> _ТЕКСТ ДОКУМЕНТА_:
******************************

Но вы скажете, может быть, что установление отношения человека к миру есть дело не религии, но философии или вообще науки, если рассматривать философию, как часть ее. Я не думаю этого. Я думаю, напротив, что предположение о том, что наука вообще, включая в нее и философию, может установить отношение человека к миру, совершенно ошибочно и служит главною причиной той путаницы понятий о религии, науке и нравственности, которые существуют в культурных слоях нашего общества.
Наука, включая в нее философию, не может установить отношения человека к бесконечному миру или началу его уже по одному тому, что прежде, чем могла возникнуть какая-нибудь философия или какая-нибудь наука, должно было уже существовать то, без чего невозможна никакая деятельность мысли и какое-либо, то или другое, отношение человека к миру.
Как не может человек посредством какого бы то ни было движения найти то направление, по которому ему нужно двигаться, а всякое движение неизбежно совершается по какому-нибудь направлению, так точно невозможно посредством умственной работы, философии или науки, найти то направление, в котором должна быть совершена эта работа, а всякая умственная работа неизбежно совершается по какому-нибудь уже данному ей направлению. И такое направление для всякой умственной работы указывает всегда религия. Все известные нам философии, начиная от Платона до Шопенгауэра, всегда неизбежно следовали даваемому им религией направлению. Философия Платона и его последователей была философией языческой, исследовавшей средства приобретения наибольшего блага как отдельной личности, так и совокупности личностей в государстве. Средневековая церковно-христианская философия, вытекая из того же языческого понимания жизни, исследовала способы спасения личности, т. е. приобретения наибольшего блага личности в будущей жизни, и только в своих теократических попытках трактовала об устройстве блага обществ.
Новейшая философия, как Гегеля, так и Конта, имеет в своей основе общественно-государственное религиозное понимание жизни. Философия пессимизма Шопенгауэра и Гартмана, хотевшего освободиться от еврейского религиозного миросозерцания, невольно подпала религиозным основам буддизма. Философия всегда была и будет только исследованием того, что вытекает из установленного религией отношения человека к миру, так как до установления этого отношения нет материала для философского исследования.

******************************

> _ЗАДАНИЯ_:
(1) Ответьте по тексту о религии и философии:
(а) Что, согласно тексту, всегда указывает направление для всякой умственной работы?
(б) Чьим религиозным основам невольно подпала философия пессимизма Шопенгауэра и Гартмана?
(в) Чья новейшая философия, по словам текста, имеет в основе общественно-государственное религиозное понимание жизни?
(2) Продолжите текст о религии и философии, начав сразу после его последнего предложения.
Записи взяты из другого источника.

******************************

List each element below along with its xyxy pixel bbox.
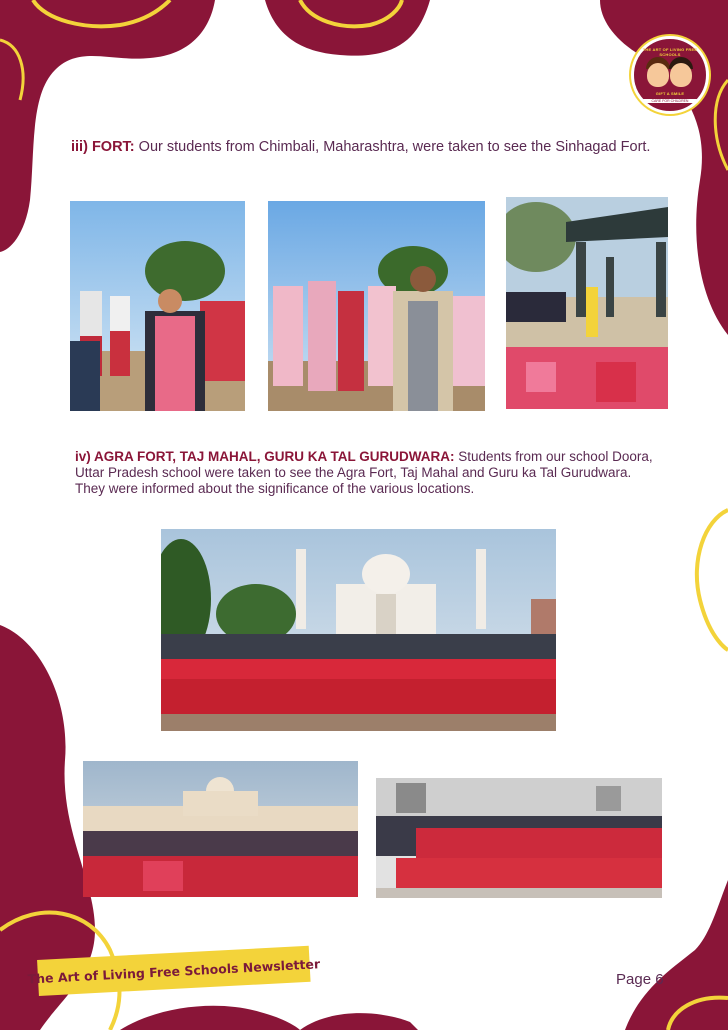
agra-text: Students from our school Doora, Uttar Pradesh school were taken to see the Agra Fort, Taj Mahal and Guru ka Tal Gurudwara. They were informed about the significance of the various locations.	[75, 449, 653, 496]
gurudwara-group-photo	[376, 778, 662, 898]
fort-heading: iii) FORT:	[71, 139, 135, 155]
logo-ring-text: GIFT A SMILE	[655, 91, 685, 96]
agra-paragraph	[75, 449, 660, 497]
logo-child-face	[670, 63, 692, 87]
logo-ring-text: THE ART OF LIVING FREE SCHOOLS	[642, 47, 698, 57]
fort-photo-2	[268, 201, 485, 411]
fort-text: Our students from Chimbali, Maharashtra, were taken to see the Sinhagad Fort.	[138, 139, 651, 155]
fort-paragraph	[71, 139, 657, 156]
taj-mahal-group-photo	[161, 529, 556, 731]
newsletter-title: The Art of Living Free Schools Newsletter	[27, 955, 321, 987]
agra-heading: iv) AGRA FORT, TAJ MAHAL, GURU KA TAL GURUDWARA:	[75, 449, 455, 464]
logo-child-face	[647, 63, 669, 87]
logo-tagline: CARE FOR CHILDREN	[642, 99, 698, 103]
school-logo	[631, 36, 709, 114]
fort-photo-3	[506, 197, 668, 409]
agra-fort-group-photo	[83, 761, 358, 897]
fort-photo-1	[70, 201, 245, 411]
page-number: Page 6	[616, 971, 664, 988]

******************************

> _ОЖИДАЕМЫЕ ОТВЕТЫ_:
(1)
(а) Религия.
(б) Религиозным основам буддизма.
(в) Философия Гегеля и Конта.

(2)
Точно так же и наука положительная в тесном смысле этого слова. Такая наука всегда была и будет только исследованием и изучением всех тех предметов и явлений, которые представляются подлежащими исследованию, вследствие известного, установленного религией отношения человека к миру.
Наука всегда была и будет не изучением "всего", как это наивно думают теперь люди науки (это и невозможно, так как предметов, подлежащих исследованию, бесчисленное количество), а только того, что религия в правильном порядке и по степени их важности выдвигает из всего бесчисленного количества предметов, явлений и условий, подлежащих исследованию. И потому наука не одна, а есть столько же наук, сколько есть религии. Каждая религия отбирает известный круг предметов, подлежащих изучению, и потому наука каждого отдельного времени и народа неизбежно носит на себе характер той религии, с точки зрения которой она рассматривает предмет.
Так языческая наука, восстановленная во времена Возрождения, процветающая и теперь в нашем обществе под названием христианской, всегда была и продолжает быть только исследованием всех тех условий, при которых человек получает наибольшее благо, и всех тех явлений мира, которые могут доставить его. Браминская и буддийская философская наука всегда была только исследованием тех условий, при которых человек избавляется от удручающих его страданий. Еврейская наука (талмуд) всегда была только изучением и разъяснением тех условий, которые должны быть соблюдены человеком для того, чтобы исполнить его договор с богом и удержать избранный народ на высоте его призвания. Церковно-христианская наука и была и есть исследование тех условий, при которых приобретается спасение человека. Наука истинно-христианская, та, которая только зарождается, есть исследование тех условий, при которых человек может познать требования высшей воли, пославшей его, и приложить их к жизни.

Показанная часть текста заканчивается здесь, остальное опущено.